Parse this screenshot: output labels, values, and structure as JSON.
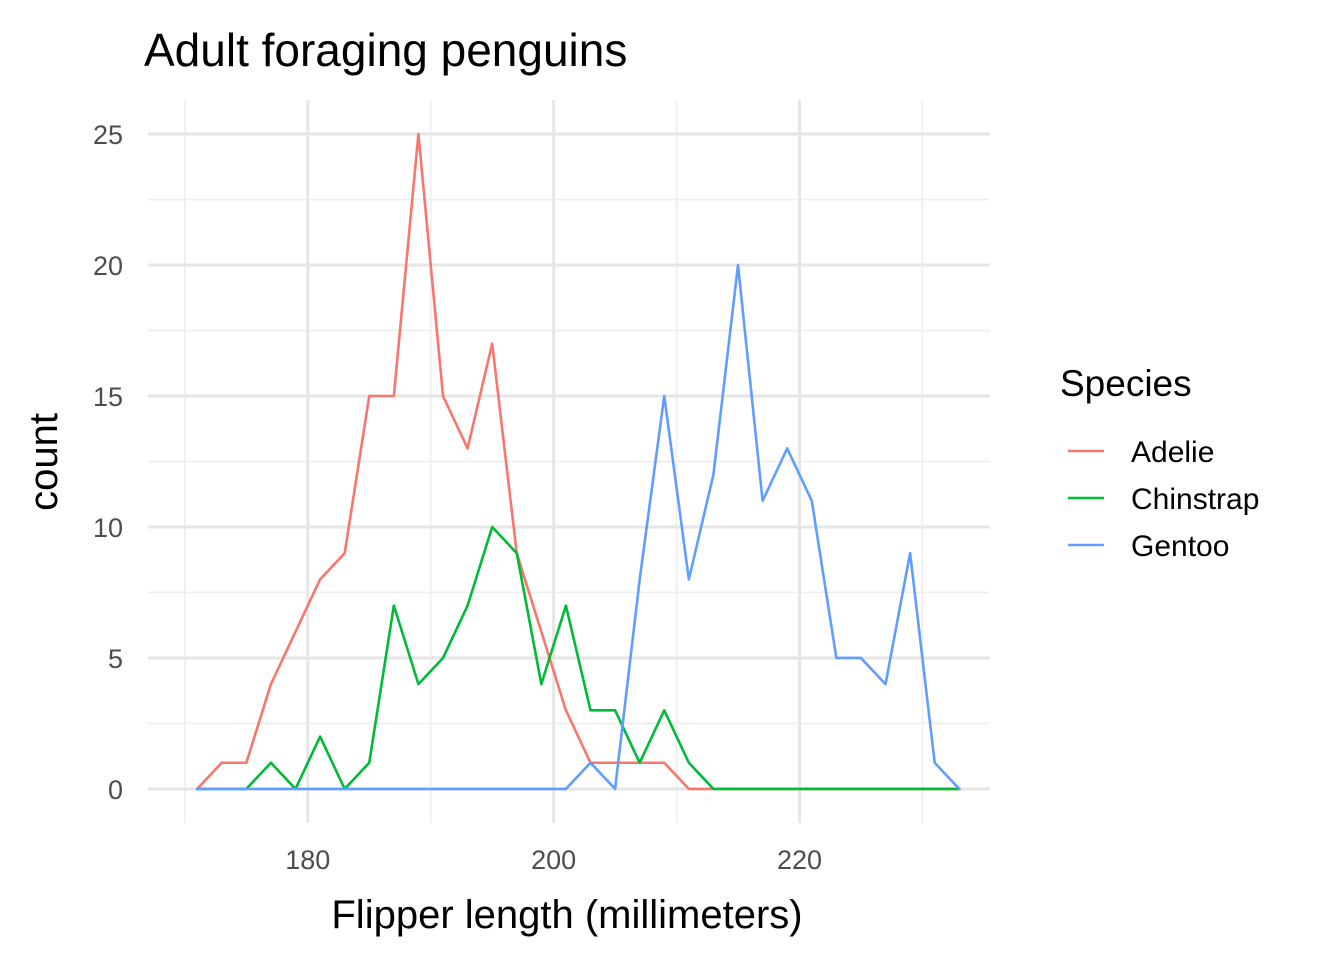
{
  "chart_data": {
    "type": "line",
    "title": "Adult foraging penguins",
    "xlabel": "Flipper length (millimeters)",
    "ylabel": "count",
    "xlim": [
      167,
      235.5
    ],
    "ylim": [
      -1.3,
      26.3
    ],
    "x_major_ticks": [
      180,
      200,
      220
    ],
    "x_minor_ticks": [
      170,
      190,
      210,
      230
    ],
    "y_major_ticks": [
      0,
      5,
      10,
      15,
      20,
      25
    ],
    "y_minor_ticks": [
      2.5,
      7.5,
      12.5,
      17.5,
      22.5
    ],
    "x_tick_labels": [
      "180",
      "200",
      "220"
    ],
    "y_tick_labels": [
      "0",
      "5",
      "10",
      "15",
      "20",
      "25"
    ],
    "grid": true,
    "legend": {
      "title": "Species",
      "position": "right"
    },
    "x": [
      171.0,
      173.0,
      175.0,
      177.0,
      179.0,
      181.0,
      183.0,
      185.0,
      187.0,
      189.0,
      191.0,
      193.0,
      195.0,
      197.0,
      199.0,
      201.0,
      203.0,
      205.0,
      207.0,
      209.0,
      211.0,
      213.0,
      215.0,
      217.0,
      219.0,
      221.0,
      223.0,
      225.0,
      227.0,
      229.0,
      231.0,
      233.0
    ],
    "series": [
      {
        "name": "Adelie",
        "color": "#F8766D",
        "values": [
          0,
          1,
          1,
          4,
          6,
          8,
          9,
          15,
          15,
          25,
          15,
          13,
          17,
          9,
          6,
          3,
          1,
          1,
          1,
          1,
          0,
          0,
          0,
          0,
          0,
          0,
          0,
          0,
          0,
          0,
          0,
          0
        ]
      },
      {
        "name": "Chinstrap",
        "color": "#00BA38",
        "values": [
          0,
          0,
          0,
          1,
          0,
          2,
          0,
          1,
          7,
          4,
          5,
          7,
          10,
          9,
          4,
          7,
          3,
          3,
          1,
          3,
          1,
          0,
          0,
          0,
          0,
          0,
          0,
          0,
          0,
          0,
          0,
          0
        ]
      },
      {
        "name": "Gentoo",
        "color": "#619CFF",
        "values": [
          0,
          0,
          0,
          0,
          0,
          0,
          0,
          0,
          0,
          0,
          0,
          0,
          0,
          0,
          0,
          0,
          1,
          0,
          8,
          15,
          8,
          12,
          20,
          11,
          13,
          11,
          5,
          5,
          4,
          9,
          1,
          0
        ]
      }
    ]
  }
}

++++++++++++++++++++

* _Required work_
Find all lines with "name" in them and copy each one.

* _Exercise answer_
        "name": "Adelie",
        "name": "Chinstrap",
        "name": "Gentoo",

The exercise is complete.